WHAT IS NEEDED → Give back the entire listing verbatim.

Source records
(begin)

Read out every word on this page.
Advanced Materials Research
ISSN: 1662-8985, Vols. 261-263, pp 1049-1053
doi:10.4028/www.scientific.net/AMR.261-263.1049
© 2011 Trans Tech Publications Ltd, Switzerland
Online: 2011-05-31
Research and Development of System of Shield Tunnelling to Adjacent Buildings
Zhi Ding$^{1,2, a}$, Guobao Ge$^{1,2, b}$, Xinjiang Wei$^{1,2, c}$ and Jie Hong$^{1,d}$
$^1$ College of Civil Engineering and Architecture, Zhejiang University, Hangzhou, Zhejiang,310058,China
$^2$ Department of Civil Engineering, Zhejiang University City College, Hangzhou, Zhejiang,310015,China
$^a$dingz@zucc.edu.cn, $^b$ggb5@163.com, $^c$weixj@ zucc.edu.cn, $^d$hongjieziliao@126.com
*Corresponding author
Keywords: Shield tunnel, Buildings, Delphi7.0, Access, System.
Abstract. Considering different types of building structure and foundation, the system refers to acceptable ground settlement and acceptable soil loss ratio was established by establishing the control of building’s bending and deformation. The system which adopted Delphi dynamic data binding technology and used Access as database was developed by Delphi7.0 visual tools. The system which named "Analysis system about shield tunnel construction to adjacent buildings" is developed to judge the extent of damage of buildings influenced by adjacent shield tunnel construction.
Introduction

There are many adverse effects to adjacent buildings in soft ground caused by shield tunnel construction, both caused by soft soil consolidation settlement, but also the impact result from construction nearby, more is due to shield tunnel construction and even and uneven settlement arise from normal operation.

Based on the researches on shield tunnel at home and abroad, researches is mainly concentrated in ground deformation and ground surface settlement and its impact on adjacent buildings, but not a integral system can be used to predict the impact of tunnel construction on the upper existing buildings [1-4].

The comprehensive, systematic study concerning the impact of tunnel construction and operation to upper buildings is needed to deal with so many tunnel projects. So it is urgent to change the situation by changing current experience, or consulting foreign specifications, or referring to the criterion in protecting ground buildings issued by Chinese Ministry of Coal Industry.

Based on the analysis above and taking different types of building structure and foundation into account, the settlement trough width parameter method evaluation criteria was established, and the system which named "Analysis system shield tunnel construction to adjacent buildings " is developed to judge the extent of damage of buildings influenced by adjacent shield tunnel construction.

(end)

WRITTEN SOLUTION →
Read out every word on this page.
Advanced Materials Research
ISSN: 1662-8985, Vols. 261-263, pp 1049-1053
doi:10.4028/www.scientific.net/AMR.261-263.1049
© 2011 Trans Tech Publications Ltd, Switzerland
Online: 2011-05-31
Research and Development of System of Shield Tunnelling to Adjacent Buildings
Zhi Ding$^{1,2, a}$, Guobao Ge$^{1,2, b}$, Xinjiang Wei$^{1,2, c}$ and Jie Hong$^{1,d}$
$^1$ College of Civil Engineering and Architecture, Zhejiang University, Hangzhou, Zhejiang,310058,China
$^2$ Department of Civil Engineering, Zhejiang University City College, Hangzhou, Zhejiang,310015,China
$^a$dingz@zucc.edu.cn, $^b$ggb5@163.com, $^c$weixj@ zucc.edu.cn, $^d$hongjieziliao@126.com
*Corresponding author
Keywords: Shield tunnel, Buildings, Delphi7.0, Access, System.
Abstract. Considering different types of building structure and foundation, the system refers to acceptable ground settlement and acceptable soil loss ratio was established by establishing the control of building’s bending and deformation. The system which adopted Delphi dynamic data binding technology and used Access as database was developed by Delphi7.0 visual tools. The system which named "Analysis system about shield tunnel construction to adjacent buildings" is developed to judge the extent of damage of buildings influenced by adjacent shield tunnel construction.
Introduction

There are many adverse effects to adjacent buildings in soft ground caused by shield tunnel construction, both caused by soft soil consolidation settlement, but also the impact result from construction nearby, more is due to shield tunnel construction and even and uneven settlement arise from normal operation.

Based on the researches on shield tunnel at home and abroad, researches is mainly concentrated in ground deformation and ground surface settlement and its impact on adjacent buildings, but not a integral system can be used to predict the impact of tunnel construction on the upper existing buildings [1-4].

The comprehensive, systematic study concerning the impact of tunnel construction and operation to upper buildings is needed to deal with so many tunnel projects. So it is urgent to change the situation by changing current experience, or consulting foreign specifications, or referring to the criterion in protecting ground buildings issued by Chinese Ministry of Coal Industry.

Based on the analysis above and taking different types of building structure and foundation into account, the settlement trough width parameter method evaluation criteria was established, and the system which named "Analysis system shield tunnel construction to adjacent buildings " is developed to judge the extent of damage of buildings influenced by adjacent shield tunnel construction.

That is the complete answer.